▶ [Your objective] From the material below, copy each line that holds the word "like".

▶ [Available records]
────────────────

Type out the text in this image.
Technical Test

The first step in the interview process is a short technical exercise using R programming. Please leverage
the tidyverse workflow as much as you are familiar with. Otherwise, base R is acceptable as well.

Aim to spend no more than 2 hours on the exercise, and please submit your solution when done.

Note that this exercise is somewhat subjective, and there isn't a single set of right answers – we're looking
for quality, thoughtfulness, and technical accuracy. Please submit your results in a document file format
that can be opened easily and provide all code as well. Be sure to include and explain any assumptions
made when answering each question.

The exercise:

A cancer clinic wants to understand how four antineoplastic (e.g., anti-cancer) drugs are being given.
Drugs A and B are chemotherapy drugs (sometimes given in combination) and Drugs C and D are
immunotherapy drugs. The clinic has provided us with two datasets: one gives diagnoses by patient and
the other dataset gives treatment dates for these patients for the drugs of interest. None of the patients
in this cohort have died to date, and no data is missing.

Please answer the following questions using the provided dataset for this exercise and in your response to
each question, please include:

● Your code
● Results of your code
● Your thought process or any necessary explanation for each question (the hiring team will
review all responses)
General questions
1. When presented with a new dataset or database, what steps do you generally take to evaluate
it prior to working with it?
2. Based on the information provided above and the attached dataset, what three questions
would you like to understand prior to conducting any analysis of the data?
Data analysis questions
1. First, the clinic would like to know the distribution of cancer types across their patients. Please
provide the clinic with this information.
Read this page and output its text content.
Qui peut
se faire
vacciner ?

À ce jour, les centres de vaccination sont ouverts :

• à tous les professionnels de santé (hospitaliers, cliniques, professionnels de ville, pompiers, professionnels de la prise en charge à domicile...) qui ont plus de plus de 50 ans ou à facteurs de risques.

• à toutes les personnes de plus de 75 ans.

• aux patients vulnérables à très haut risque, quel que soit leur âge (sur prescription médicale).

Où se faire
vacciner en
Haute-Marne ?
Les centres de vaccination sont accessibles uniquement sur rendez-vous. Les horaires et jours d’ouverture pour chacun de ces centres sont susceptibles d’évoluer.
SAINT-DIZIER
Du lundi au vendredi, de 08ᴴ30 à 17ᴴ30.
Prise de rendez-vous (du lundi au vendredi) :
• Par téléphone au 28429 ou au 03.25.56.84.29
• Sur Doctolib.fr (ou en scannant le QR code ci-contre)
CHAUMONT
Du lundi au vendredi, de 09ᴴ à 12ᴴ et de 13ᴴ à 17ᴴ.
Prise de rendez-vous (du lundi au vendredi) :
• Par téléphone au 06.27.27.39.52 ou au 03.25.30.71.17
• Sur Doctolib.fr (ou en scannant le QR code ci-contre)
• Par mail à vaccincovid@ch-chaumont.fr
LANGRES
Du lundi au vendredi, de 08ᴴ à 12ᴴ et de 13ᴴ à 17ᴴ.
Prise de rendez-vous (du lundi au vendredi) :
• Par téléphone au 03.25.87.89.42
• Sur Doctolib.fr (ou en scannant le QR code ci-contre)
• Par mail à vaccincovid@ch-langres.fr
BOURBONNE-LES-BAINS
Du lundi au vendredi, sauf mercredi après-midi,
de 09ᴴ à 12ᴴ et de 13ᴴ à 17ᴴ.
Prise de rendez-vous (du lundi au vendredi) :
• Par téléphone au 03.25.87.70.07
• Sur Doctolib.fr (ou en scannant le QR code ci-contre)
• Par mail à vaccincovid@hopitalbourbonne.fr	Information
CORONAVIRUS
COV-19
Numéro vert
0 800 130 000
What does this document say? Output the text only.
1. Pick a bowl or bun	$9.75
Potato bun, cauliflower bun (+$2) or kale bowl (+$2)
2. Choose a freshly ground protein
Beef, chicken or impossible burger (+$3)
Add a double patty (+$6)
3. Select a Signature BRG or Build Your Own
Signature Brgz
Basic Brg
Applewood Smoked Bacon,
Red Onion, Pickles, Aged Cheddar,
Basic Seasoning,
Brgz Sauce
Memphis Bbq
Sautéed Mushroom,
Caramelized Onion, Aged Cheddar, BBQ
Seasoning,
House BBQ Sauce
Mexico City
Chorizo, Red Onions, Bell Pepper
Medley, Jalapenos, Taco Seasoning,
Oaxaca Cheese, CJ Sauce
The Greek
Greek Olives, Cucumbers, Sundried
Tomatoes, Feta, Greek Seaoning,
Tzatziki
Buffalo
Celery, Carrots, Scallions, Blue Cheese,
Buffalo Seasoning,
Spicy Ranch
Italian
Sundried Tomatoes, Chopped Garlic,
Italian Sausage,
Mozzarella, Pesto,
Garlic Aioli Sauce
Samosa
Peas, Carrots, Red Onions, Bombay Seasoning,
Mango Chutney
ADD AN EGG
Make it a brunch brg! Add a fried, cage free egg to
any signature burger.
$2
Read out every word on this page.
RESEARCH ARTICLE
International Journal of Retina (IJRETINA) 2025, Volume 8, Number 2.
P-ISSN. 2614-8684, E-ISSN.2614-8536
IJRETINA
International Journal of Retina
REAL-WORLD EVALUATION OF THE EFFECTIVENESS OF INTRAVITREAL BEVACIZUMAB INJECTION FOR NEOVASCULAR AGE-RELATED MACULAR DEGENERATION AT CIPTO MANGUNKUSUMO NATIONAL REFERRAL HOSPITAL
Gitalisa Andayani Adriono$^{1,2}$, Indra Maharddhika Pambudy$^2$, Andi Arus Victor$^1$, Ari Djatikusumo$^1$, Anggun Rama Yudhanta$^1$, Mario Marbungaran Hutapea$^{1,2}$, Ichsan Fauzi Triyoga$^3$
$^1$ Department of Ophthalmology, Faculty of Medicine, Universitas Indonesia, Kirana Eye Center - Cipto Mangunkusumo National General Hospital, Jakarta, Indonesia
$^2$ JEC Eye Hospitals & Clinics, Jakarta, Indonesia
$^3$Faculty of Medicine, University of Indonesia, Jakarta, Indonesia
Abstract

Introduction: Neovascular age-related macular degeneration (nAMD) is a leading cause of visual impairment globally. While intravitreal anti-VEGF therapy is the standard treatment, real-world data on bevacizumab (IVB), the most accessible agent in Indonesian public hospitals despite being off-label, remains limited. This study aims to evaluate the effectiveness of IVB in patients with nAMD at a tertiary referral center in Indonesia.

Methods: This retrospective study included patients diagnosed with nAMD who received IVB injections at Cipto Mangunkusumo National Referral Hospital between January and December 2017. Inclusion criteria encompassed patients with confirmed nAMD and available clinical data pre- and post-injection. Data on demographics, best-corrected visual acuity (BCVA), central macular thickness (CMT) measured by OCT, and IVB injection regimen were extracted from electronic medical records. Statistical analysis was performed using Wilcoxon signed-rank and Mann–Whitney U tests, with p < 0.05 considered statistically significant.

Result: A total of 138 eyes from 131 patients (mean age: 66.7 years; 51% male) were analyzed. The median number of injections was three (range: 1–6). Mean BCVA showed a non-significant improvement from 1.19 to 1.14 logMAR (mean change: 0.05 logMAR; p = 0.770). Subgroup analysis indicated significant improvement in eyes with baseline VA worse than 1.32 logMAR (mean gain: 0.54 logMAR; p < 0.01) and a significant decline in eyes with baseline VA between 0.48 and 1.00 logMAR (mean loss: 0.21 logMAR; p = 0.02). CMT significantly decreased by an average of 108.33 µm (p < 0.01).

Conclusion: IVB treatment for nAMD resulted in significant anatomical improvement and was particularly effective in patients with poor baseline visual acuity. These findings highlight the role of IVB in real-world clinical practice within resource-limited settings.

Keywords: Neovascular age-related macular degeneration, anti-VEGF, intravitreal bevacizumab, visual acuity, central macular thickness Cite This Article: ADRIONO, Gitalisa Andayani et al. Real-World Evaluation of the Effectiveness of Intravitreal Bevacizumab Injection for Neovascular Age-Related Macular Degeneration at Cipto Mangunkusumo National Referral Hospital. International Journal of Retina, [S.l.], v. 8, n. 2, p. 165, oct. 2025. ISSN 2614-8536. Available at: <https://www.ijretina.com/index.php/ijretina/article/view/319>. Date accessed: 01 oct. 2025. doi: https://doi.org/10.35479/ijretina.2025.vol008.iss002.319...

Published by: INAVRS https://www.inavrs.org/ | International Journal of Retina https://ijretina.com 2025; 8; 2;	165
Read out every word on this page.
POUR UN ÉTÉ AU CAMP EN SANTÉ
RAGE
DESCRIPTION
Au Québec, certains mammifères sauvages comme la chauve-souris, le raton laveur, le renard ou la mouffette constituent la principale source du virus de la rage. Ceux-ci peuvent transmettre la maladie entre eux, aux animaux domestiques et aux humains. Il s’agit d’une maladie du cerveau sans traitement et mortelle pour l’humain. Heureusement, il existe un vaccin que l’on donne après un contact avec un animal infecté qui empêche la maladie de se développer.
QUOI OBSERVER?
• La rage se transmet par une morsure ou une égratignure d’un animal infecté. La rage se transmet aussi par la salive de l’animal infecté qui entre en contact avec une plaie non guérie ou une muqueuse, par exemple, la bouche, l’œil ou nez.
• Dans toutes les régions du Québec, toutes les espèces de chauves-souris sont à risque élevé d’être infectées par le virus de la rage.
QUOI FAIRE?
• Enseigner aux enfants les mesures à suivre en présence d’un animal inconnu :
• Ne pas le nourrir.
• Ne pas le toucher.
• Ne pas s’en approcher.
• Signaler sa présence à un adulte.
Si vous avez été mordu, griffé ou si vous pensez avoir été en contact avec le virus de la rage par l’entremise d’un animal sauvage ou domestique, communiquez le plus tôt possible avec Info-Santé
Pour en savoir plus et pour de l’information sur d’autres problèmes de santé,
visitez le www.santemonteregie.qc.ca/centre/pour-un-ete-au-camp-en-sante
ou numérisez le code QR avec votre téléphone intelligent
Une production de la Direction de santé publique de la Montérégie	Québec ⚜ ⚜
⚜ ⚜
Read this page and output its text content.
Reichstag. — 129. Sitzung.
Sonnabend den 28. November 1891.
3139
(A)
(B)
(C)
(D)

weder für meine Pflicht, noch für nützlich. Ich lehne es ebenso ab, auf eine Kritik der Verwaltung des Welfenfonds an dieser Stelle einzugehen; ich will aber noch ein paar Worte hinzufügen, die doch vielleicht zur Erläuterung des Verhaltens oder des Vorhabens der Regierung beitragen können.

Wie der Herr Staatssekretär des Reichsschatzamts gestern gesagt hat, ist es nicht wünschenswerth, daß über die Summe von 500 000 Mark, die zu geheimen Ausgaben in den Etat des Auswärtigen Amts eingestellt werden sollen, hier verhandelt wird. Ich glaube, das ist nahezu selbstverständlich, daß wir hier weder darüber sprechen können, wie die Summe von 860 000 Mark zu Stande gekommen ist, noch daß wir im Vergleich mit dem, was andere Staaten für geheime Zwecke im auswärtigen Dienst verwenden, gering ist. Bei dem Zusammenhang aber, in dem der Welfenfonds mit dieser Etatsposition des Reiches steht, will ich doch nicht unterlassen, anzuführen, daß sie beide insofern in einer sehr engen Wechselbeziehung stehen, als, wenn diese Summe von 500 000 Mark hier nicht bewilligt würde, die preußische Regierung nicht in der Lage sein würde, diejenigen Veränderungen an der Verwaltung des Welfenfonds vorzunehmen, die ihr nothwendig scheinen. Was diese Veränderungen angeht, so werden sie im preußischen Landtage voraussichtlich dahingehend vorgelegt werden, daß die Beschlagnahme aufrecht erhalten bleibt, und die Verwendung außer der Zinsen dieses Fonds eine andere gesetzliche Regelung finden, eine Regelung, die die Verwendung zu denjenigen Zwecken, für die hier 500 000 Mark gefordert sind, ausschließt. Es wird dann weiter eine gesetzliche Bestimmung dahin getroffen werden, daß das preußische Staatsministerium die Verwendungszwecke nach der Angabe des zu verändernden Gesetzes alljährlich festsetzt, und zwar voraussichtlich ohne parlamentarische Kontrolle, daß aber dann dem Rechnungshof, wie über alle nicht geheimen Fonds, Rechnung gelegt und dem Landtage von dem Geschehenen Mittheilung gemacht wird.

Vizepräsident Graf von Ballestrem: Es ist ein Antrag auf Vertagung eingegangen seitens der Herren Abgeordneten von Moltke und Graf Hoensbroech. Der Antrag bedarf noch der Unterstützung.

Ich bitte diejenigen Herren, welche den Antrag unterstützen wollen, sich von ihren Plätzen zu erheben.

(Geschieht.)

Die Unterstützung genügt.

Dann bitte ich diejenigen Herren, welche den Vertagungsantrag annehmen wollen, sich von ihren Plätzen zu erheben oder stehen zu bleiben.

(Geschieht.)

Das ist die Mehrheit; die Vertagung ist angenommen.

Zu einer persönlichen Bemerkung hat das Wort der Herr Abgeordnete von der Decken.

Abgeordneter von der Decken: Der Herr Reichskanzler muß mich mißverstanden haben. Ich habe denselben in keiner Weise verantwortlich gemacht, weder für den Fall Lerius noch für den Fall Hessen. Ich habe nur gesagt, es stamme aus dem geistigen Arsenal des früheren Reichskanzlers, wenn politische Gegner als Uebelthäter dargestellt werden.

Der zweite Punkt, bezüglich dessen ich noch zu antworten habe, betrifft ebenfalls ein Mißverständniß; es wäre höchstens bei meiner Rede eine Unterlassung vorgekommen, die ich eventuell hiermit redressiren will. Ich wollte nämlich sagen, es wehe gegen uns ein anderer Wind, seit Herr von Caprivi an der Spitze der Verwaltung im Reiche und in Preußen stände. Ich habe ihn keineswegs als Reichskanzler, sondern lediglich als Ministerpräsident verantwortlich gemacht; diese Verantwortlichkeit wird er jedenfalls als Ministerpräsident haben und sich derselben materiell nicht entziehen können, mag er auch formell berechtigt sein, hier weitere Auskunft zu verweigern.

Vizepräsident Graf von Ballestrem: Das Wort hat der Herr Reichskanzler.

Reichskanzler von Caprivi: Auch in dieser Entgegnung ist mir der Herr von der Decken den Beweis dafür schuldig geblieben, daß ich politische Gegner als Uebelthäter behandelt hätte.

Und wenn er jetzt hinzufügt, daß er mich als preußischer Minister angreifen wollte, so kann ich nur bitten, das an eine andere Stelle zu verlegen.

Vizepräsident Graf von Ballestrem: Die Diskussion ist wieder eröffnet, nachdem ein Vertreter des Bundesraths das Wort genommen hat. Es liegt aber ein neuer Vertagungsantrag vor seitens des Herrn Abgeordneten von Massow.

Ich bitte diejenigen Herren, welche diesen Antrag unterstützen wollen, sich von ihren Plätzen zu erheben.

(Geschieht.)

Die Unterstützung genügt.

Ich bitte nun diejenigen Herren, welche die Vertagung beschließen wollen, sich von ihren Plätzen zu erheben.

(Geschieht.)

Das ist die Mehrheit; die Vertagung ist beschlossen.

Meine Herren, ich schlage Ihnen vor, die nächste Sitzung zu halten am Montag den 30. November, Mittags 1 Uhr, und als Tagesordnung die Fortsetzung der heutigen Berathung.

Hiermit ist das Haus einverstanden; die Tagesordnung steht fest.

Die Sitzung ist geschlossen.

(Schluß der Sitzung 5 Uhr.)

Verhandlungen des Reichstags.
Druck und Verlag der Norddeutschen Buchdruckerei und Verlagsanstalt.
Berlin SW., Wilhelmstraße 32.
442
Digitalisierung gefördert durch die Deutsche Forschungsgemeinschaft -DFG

────────────────

▶ [Solution to this exercise]
would you like to understand prior to conducting any analysis of the data?
1. First, the clinic would like to know the distribution of cancer types across their patients. Please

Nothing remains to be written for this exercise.